Raw data ->
##########

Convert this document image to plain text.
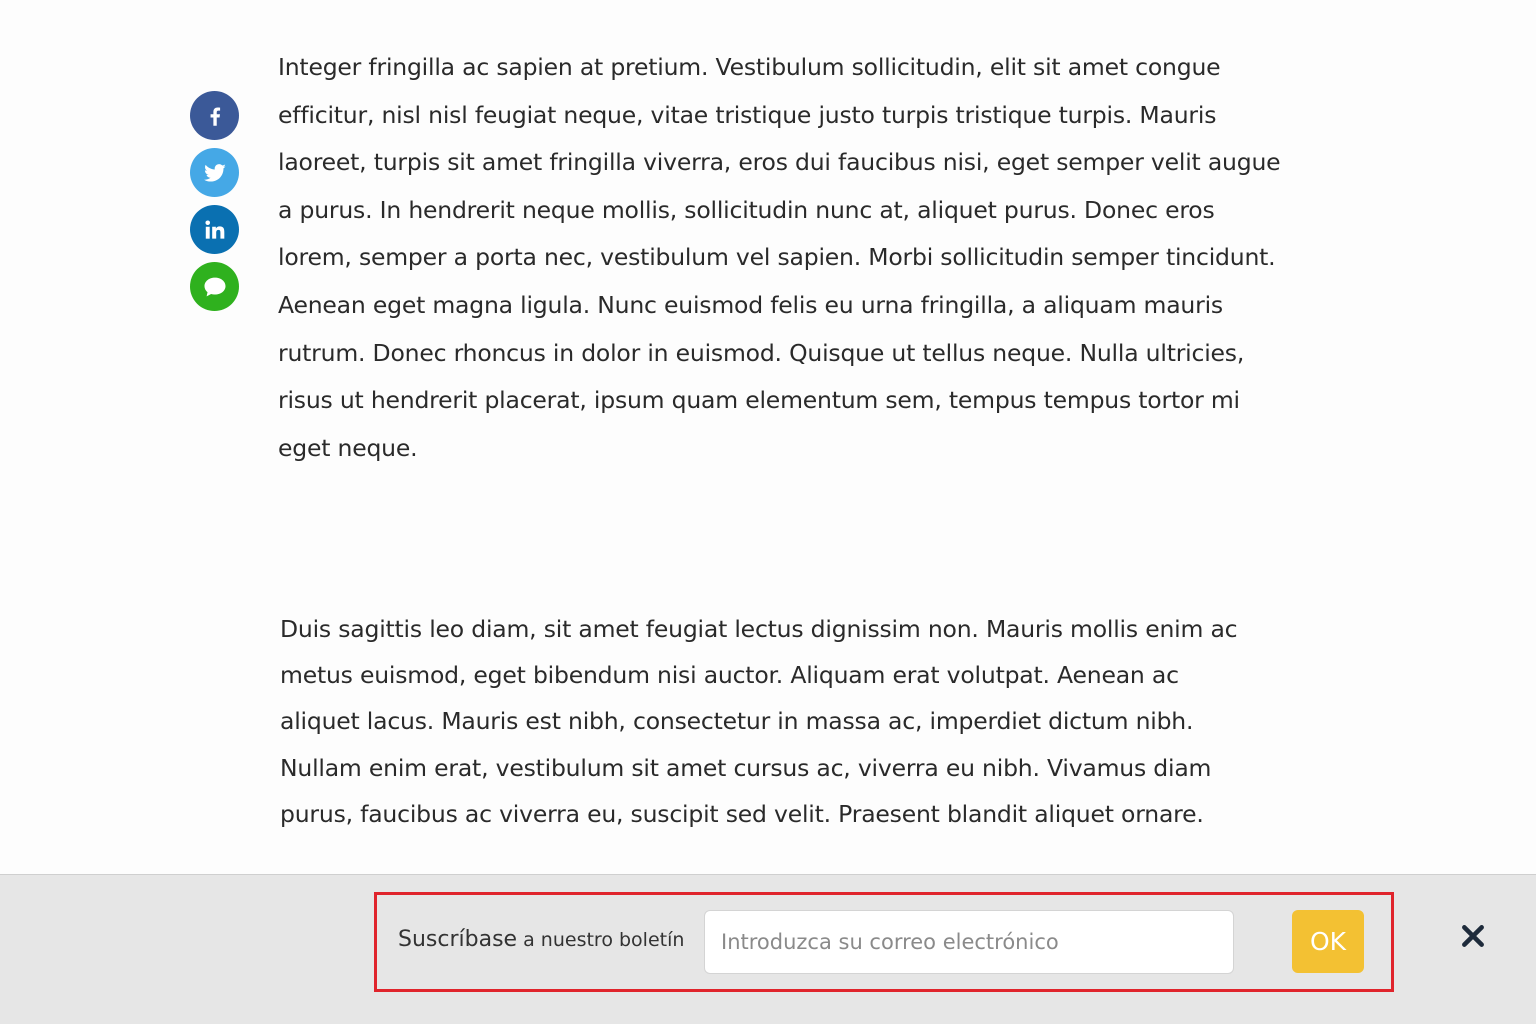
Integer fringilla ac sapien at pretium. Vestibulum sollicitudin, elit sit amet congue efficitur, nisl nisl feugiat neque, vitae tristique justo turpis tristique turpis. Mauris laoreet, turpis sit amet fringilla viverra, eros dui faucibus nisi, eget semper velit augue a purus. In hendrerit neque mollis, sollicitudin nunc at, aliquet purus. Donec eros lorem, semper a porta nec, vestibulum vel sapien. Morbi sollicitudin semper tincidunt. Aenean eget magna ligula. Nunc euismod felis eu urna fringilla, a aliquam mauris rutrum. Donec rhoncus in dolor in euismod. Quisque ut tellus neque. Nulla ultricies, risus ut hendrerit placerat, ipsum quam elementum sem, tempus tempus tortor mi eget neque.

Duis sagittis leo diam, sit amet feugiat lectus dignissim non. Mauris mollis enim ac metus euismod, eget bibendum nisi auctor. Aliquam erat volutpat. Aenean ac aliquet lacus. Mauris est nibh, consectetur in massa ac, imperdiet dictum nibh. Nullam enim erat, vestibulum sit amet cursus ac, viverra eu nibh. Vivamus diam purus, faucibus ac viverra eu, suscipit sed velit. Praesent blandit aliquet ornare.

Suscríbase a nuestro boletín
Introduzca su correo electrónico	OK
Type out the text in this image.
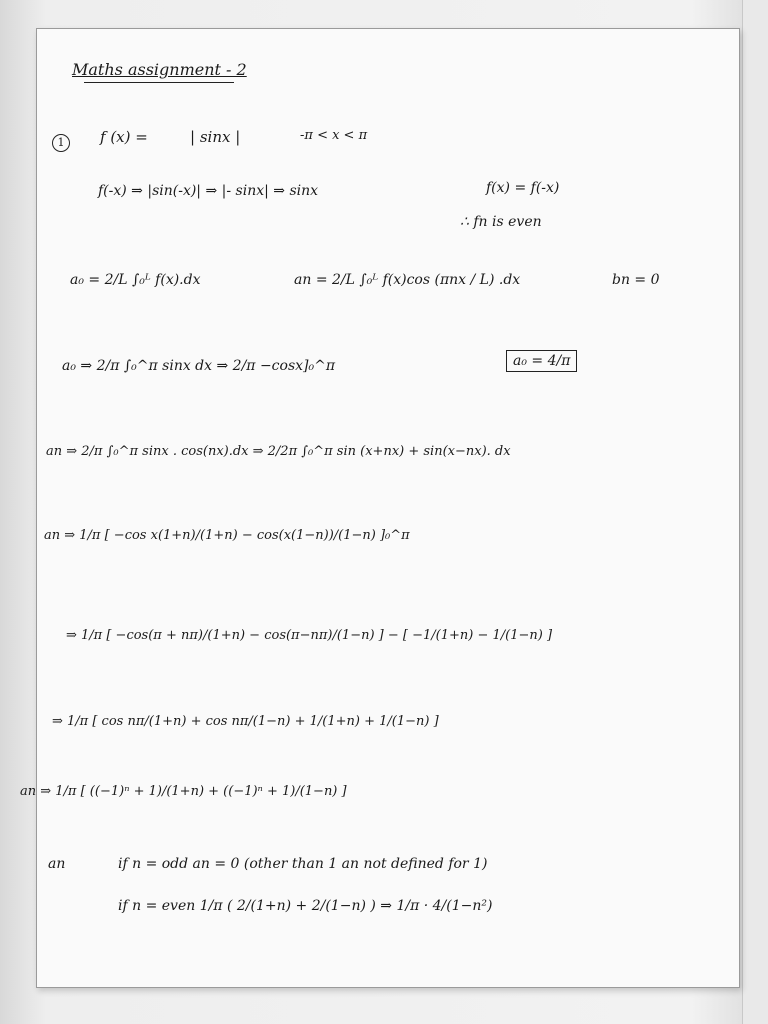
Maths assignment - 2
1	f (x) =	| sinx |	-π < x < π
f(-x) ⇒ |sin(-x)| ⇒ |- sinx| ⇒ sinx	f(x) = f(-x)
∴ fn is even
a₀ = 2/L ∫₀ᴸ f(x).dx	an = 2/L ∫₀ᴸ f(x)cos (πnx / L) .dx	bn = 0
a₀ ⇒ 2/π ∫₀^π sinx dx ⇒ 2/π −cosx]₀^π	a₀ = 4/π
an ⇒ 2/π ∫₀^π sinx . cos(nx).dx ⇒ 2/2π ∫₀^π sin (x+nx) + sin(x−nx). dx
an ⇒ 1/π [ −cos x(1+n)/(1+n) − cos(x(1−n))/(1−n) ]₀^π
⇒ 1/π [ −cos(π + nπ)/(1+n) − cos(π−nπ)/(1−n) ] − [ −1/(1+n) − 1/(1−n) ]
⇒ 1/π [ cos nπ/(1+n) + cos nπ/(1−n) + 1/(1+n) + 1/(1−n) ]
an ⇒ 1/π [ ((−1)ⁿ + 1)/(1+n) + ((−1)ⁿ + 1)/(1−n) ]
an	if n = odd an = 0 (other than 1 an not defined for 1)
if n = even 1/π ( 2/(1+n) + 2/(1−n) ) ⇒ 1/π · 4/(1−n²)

##########

Exercise details -> Copy the material shown above in full and exactly. Skip the pictures.

Finished exercise ->
Convert this document image to plain text.
Integer fringilla ac sapien at pretium. Vestibulum sollicitudin, elit sit amet congue efficitur, nisl nisl feugiat neque, vitae tristique justo turpis tristique turpis. Mauris laoreet, turpis sit amet fringilla viverra, eros dui faucibus nisi, eget semper velit augue a purus. In hendrerit neque mollis, sollicitudin nunc at, aliquet purus. Donec eros lorem, semper a porta nec, vestibulum vel sapien. Morbi sollicitudin semper tincidunt. Aenean eget magna ligula. Nunc euismod felis eu urna fringilla, a aliquam mauris rutrum. Donec rhoncus in dolor in euismod. Quisque ut tellus neque. Nulla ultricies, risus ut hendrerit placerat, ipsum quam elementum sem, tempus tempus tortor mi eget neque.

Duis sagittis leo diam, sit amet feugiat lectus dignissim non. Mauris mollis enim ac metus euismod, eget bibendum nisi auctor. Aliquam erat volutpat. Aenean ac aliquet lacus. Mauris est nibh, consectetur in massa ac, imperdiet dictum nibh. Nullam enim erat, vestibulum sit amet cursus ac, viverra eu nibh. Vivamus diam purus, faucibus ac viverra eu, suscipit sed velit. Praesent blandit aliquet ornare.

Suscríbase a nuestro boletín
Introduzca su correo electrónico	OK
Type out the text in this image.
Maths assignment - 2
1	f (x) =	| sinx |	-π < x < π
f(-x) ⇒ |sin(-x)| ⇒ |- sinx| ⇒ sinx	f(x) = f(-x)
∴ fn is even
a₀ = 2/L ∫₀ᴸ f(x).dx	an = 2/L ∫₀ᴸ f(x)cos (πnx / L) .dx	bn = 0
a₀ ⇒ 2/π ∫₀^π sinx dx ⇒ 2/π −cosx]₀^π	a₀ = 4/π
an ⇒ 2/π ∫₀^π sinx . cos(nx).dx ⇒ 2/2π ∫₀^π sin (x+nx) + sin(x−nx). dx
an ⇒ 1/π [ −cos x(1+n)/(1+n) − cos(x(1−n))/(1−n) ]₀^π
⇒ 1/π [ −cos(π + nπ)/(1+n) − cos(π−nπ)/(1−n) ] − [ −1/(1+n) − 1/(1−n) ]
⇒ 1/π [ cos nπ/(1+n) + cos nπ/(1−n) + 1/(1+n) + 1/(1−n) ]
an ⇒ 1/π [ ((−1)ⁿ + 1)/(1+n) + ((−1)ⁿ + 1)/(1−n) ]
an	if n = odd an = 0 (other than 1 an not defined for 1)
if n = even 1/π ( 2/(1+n) + 2/(1−n) ) ⇒ 1/π · 4/(1−n²)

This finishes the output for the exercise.